▶ _Given exercise_
Go through the listing below and list every line with "select".
— BEGIN Exercise input —
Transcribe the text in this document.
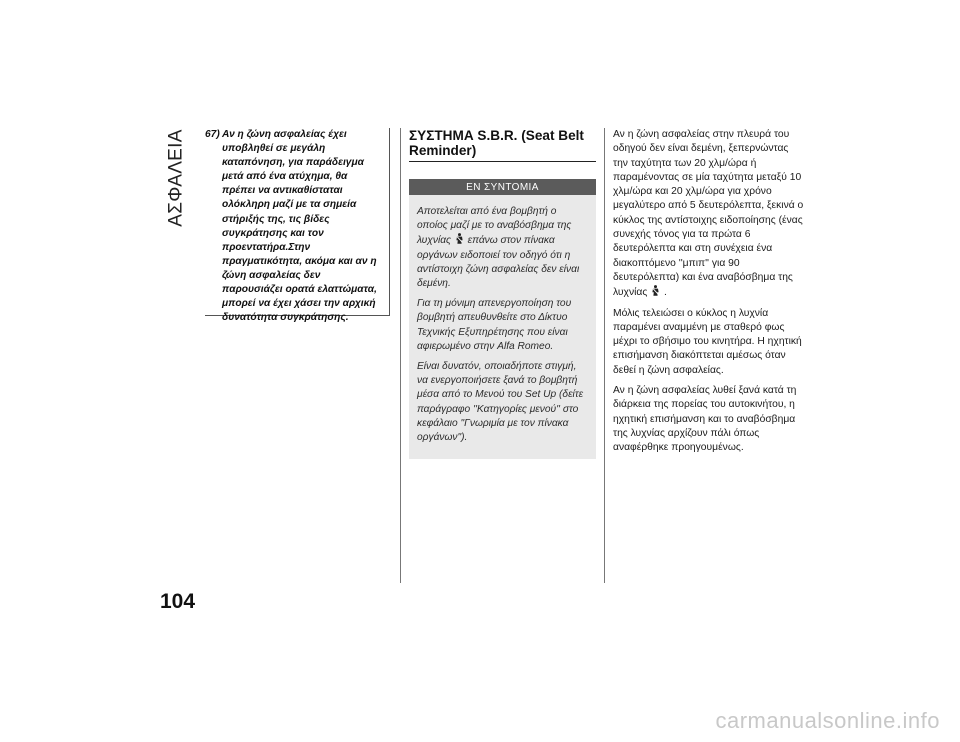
ΑΣΦΑΛΕΙΑ
104

67) Αν η ζώνη ασφαλείας έχει
υποβληθεί σε μεγάλη καταπόνηση, για παράδειγμα μετά από ένα ατύχημα, θα πρέπει να αντικαθίσταται ολόκληρη μαζί με τα σημεία στήριξής της, τις βίδες συγκράτησης και τον προεντατήρα.Στην πραγματικότητα, ακόμα και αν η ζώνη ασφαλείας δεν παρουσιάζει ορατά ελαττώματα, μπορεί να έχει χάσει την αρχική δυνατότητα συγκράτησης.

ΣΥΣΤΗΜΑ S.B.R. (Seat Belt Reminder)
ΕΝ ΣΥΝΤΟΜΙΑ

Αποτελείται από ένα βομβητή ο οποίος μαζί με το αναβόσβημα της λυχνίας επάνω στον πίνακα οργάνων ειδοποιεί τον οδηγό ότι η αντίστοιχη ζώνη ασφαλείας δεν είναι δεμένη.

Για τη μόνιμη απενεργοποίηση του βομβητή απευθυνθείτε στο Δίκτυο Τεχνικής Εξυπηρέτησης που είναι αφιερωμένο στην Alfa Romeo.

Είναι δυνατόν, οποιαδήποτε στιγμή, να ενεργοποιήσετε ξανά το βομβητή μέσα από το Μενού του Set Up (δείτε παράγραφο ''Κατηγορίες μενού'' στο κεφάλαιο "Γνωριμία με τον πίνακα οργάνων").

Αν η ζώνη ασφαλείας στην πλευρά του οδηγού δεν είναι δεμένη, ξεπερνώντας την ταχύτητα των 20 χλμ/ώρα ή παραμένοντας σε μία ταχύτητα μεταξύ 10 χλμ/ώρα και 20 χλμ/ώρα για χρόνο μεγαλύτερο από 5 δευτερόλεπτα, ξεκινά ο κύκλος της αντίστοιχης ειδοποίησης (ένας συνεχής τόνος για τα πρώτα 6 δευτερόλεπτα και στη συνέχεια ένα διακοπτόμενο ''μπιπ'' για 90 δευτερόλεπτα) και ένα αναβόσβημα της λυχνίας .

Μόλις τελειώσει ο κύκλος η λυχνία παραμένει αναμμένη με σταθερό φως μέχρι το σβήσιμο του κινητήρα. Η ηχητική επισήμανση διακόπτεται αμέσως όταν δεθεί η ζώνη ασφαλείας.

Αν η ζώνη ασφαλείας λυθεί ξανά κατά τη διάρκεια της πορείας του αυτοκινήτου, η ηχητική επισήμανση και το αναβόσβημα της λυχνίας αρχίζουν πάλι όπως αναφέρθηκε προηγουμένως.

carmanualsonline.info
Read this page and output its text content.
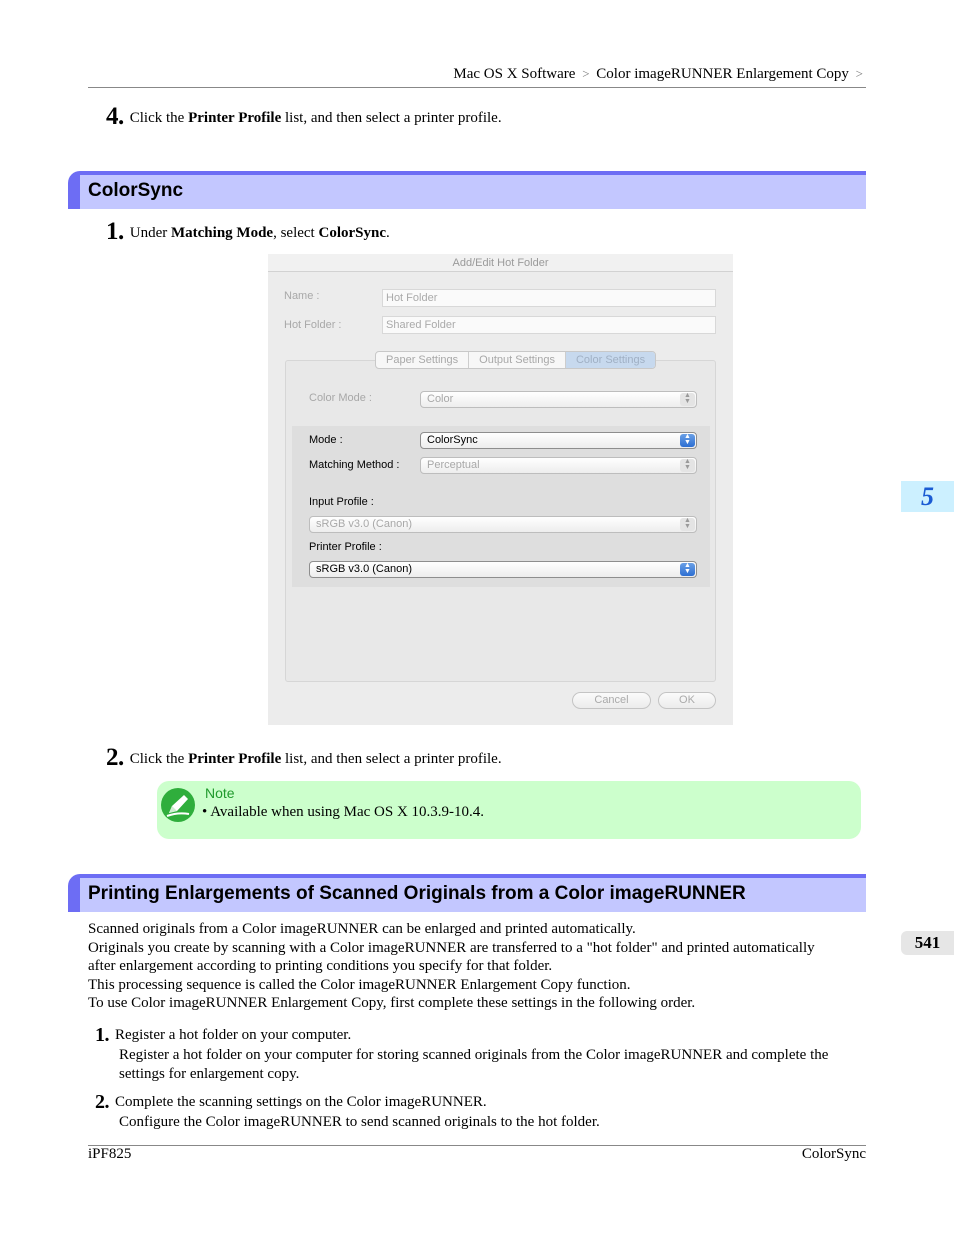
Mac OS X Software > Color imageRUNNER Enlargement Copy >
4. Click the Printer Profile list, and then select a printer profile.
ColorSync
1. Under Matching Mode, select ColorSync.
Add/Edit Hot Folder
Name :	Hot Folder
Hot Folder :	Shared Folder
Paper Settings	Output Settings	Color Settings
Color Mode :	Color	▲
▼
Mode :	ColorSync	▲
▼
Matching Method :	Perceptual	▲
▼
Input Profile :
sRGB v3.0 (Canon)	▲
▼
Printer Profile :
sRGB v3.0 (Canon)	▲
▼
Cancel	OK
2. Click the Printer Profile list, and then select a printer profile.
Note
• Available when using Mac OS X 10.3.9-10.4.
Printing Enlargements of Scanned Originals from a Color imageRUNNER
Scanned originals from a Color imageRUNNER can be enlarged and printed automatically.
Originals you create by scanning with a Color imageRUNNER are transferred to a "hot folder" and printed automatically
after enlargement according to printing conditions you specify for that folder.
This processing sequence is called the Color imageRUNNER Enlargement Copy function.
To use Color imageRUNNER Enlargement Copy, first complete these settings in the following order.
1. Register a hot folder on your computer.
Register a hot folder on your computer for storing scanned originals from the Color imageRUNNER and complete the
settings for enlargement copy.
2. Complete the scanning settings on the Color imageRUNNER.
Configure the Color imageRUNNER to send scanned originals to the hot folder.
5
541
iPF825	ColorSync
— END Exercise input —
▶ _Reply_
4. Click the Printer Profile list, and then select a printer profile.
1. Under Matching Mode, select ColorSync.
2. Click the Printer Profile list, and then select a printer profile.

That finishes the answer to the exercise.